▶ [Aim] Copy out each line of the material below with no changes.

Stored items from a collection

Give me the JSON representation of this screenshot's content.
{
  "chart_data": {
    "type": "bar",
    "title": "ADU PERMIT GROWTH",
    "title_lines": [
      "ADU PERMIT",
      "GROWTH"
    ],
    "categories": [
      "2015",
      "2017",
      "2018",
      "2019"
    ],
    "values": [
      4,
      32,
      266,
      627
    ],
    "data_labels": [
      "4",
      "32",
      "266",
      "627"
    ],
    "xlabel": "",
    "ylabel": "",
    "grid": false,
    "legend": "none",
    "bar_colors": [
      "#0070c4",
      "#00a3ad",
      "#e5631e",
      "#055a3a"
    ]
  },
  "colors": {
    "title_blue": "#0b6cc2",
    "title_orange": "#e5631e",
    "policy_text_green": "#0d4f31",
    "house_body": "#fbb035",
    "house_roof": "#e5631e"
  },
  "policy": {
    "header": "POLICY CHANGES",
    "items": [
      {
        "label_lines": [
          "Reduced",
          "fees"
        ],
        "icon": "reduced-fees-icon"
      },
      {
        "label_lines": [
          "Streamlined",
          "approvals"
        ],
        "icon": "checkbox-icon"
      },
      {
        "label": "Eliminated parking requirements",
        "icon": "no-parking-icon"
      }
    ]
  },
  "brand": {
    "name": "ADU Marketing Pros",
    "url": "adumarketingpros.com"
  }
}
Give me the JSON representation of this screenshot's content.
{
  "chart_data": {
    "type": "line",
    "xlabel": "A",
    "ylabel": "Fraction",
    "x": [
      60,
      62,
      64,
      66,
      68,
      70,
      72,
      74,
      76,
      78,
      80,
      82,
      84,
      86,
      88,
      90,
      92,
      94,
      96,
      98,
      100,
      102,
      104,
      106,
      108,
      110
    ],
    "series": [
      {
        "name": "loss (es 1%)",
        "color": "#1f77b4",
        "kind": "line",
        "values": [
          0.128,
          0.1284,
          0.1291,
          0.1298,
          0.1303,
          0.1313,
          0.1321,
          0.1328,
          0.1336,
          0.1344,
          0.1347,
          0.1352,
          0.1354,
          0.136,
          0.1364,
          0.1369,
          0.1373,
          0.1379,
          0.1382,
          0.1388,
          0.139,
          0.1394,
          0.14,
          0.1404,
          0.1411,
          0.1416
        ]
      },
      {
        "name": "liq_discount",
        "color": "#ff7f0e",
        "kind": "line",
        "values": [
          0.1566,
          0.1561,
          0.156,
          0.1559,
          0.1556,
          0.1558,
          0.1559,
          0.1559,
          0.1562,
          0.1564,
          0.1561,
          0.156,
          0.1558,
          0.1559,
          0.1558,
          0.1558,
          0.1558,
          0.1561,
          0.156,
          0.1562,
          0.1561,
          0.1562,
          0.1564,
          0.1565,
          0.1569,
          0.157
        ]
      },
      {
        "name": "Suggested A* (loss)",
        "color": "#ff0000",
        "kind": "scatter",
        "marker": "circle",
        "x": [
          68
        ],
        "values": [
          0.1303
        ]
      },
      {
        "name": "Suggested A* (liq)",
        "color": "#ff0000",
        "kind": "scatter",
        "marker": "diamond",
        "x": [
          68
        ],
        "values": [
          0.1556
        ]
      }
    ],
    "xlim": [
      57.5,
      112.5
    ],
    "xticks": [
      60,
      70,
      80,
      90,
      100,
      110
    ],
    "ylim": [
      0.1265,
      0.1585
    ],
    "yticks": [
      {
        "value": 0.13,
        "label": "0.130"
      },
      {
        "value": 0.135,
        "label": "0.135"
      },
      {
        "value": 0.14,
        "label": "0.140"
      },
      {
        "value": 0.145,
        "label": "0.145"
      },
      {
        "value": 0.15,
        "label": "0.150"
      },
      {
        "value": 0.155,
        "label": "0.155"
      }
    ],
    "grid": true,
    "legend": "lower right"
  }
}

▶ [Reply]
Give me the JSON representation of this screenshot's content.
{
  "chart_data": {
    "type": "bar",
    "title": "ADU PERMIT GROWTH",
    "title_lines": [
      "ADU PERMIT",
      "GROWTH"
    ],
    "categories": [
      "2015",
      "2017",
      "2018",
      "2019"
    ],
    "values": [
      4,
      32,
      266,
      627
    ],
    "data_labels": [
      "4",
      "32",
      "266",
      "627"
    ],
    "xlabel": "",
    "ylabel": "",
    "grid": false,
    "legend": "none",
    "bar_colors": [
      "#0070c4",
      "#00a3ad",
      "#e5631e",
      "#055a3a"
    ]
  },
  "colors": {
    "title_blue": "#0b6cc2",
    "title_orange": "#e5631e",
    "policy_text_green": "#0d4f31",
    "house_body": "#fbb035",
    "house_roof": "#e5631e"
  },
  "policy": {
    "header": "POLICY CHANGES",
    "items": [
      {
        "label_lines": [
          "Reduced",
          "fees"
        ],
        "icon": "reduced-fees-icon"
      },
      {
        "label_lines": [
          "Streamlined",
          "approvals"
        ],
        "icon": "checkbox-icon"
      },
      {
        "label": "Eliminated parking requirements",
        "icon": "no-parking-icon"
      }
    ]
  },
  "brand": {
    "name": "ADU Marketing Pros",
    "url": "adumarketingpros.com"
  }
}
Give me the JSON representation of this screenshot's content.
{
  "chart_data": {
    "type": "line",
    "xlabel": "A",
    "ylabel": "Fraction",
    "x": [
      60,
      62,
      64,
      66,
      68,
      70,
      72,
      74,
      76,
      78,
      80,
      82,
      84,
      86,
      88,
      90,
      92,
      94,
      96,
      98,
      100,
      102,
      104,
      106,
      108,
      110
    ],
    "series": [
      {
        "name": "loss (es 1%)",
        "color": "#1f77b4",
        "kind": "line",
        "values": [
          0.128,
          0.1284,
          0.1291,
          0.1298,
          0.1303,
          0.1313,
          0.1321,
          0.1328,
          0.1336,
          0.1344,
          0.1347,
          0.1352,
          0.1354,
          0.136,
          0.1364,
          0.1369,
          0.1373,
          0.1379,
          0.1382,
          0.1388,
          0.139,
          0.1394,
          0.14,
          0.1404,
          0.1411,
          0.1416
        ]
      },
      {
        "name": "liq_discount",
        "color": "#ff7f0e",
        "kind": "line",
        "values": [
          0.1566,
          0.1561,
          0.156,
          0.1559,
          0.1556,
          0.1558,
          0.1559,
          0.1559,
          0.1562,
          0.1564,
          0.1561,
          0.156,
          0.1558,
          0.1559,
          0.1558,
          0.1558,
          0.1558,
          0.1561,
          0.156,
          0.1562,
          0.1561,
          0.1562,
          0.1564,
          0.1565,
          0.1569,
          0.157
        ]
      },
      {
        "name": "Suggested A* (loss)",
        "color": "#ff0000",
        "kind": "scatter",
        "marker": "circle",
        "x": [
          68
        ],
        "values": [
          0.1303
        ]
      },
      {
        "name": "Suggested A* (liq)",
        "color": "#ff0000",
        "kind": "scatter",
        "marker": "diamond",
        "x": [
          68
        ],
        "values": [
          0.1556
        ]
      }
    ],
    "xlim": [
      57.5,
      112.5
    ],
    "xticks": [
      60,
      70,
      80,
      90,
      100,
      110
    ],
    "ylim": [
      0.1265,
      0.1585
    ],
    "yticks": [
      {
        "value": 0.13,
        "label": "0.130"
      },
      {
        "value": 0.135,
        "label": "0.135"
      },
      {
        "value": 0.14,
        "label": "0.140"
      },
      {
        "value": 0.145,
        "label": "0.145"
      },
      {
        "value": 0.15,
        "label": "0.150"
      },
      {
        "value": 0.155,
        "label": "0.155"
      }
    ],
    "grid": true,
    "legend": "lower right"
  }
}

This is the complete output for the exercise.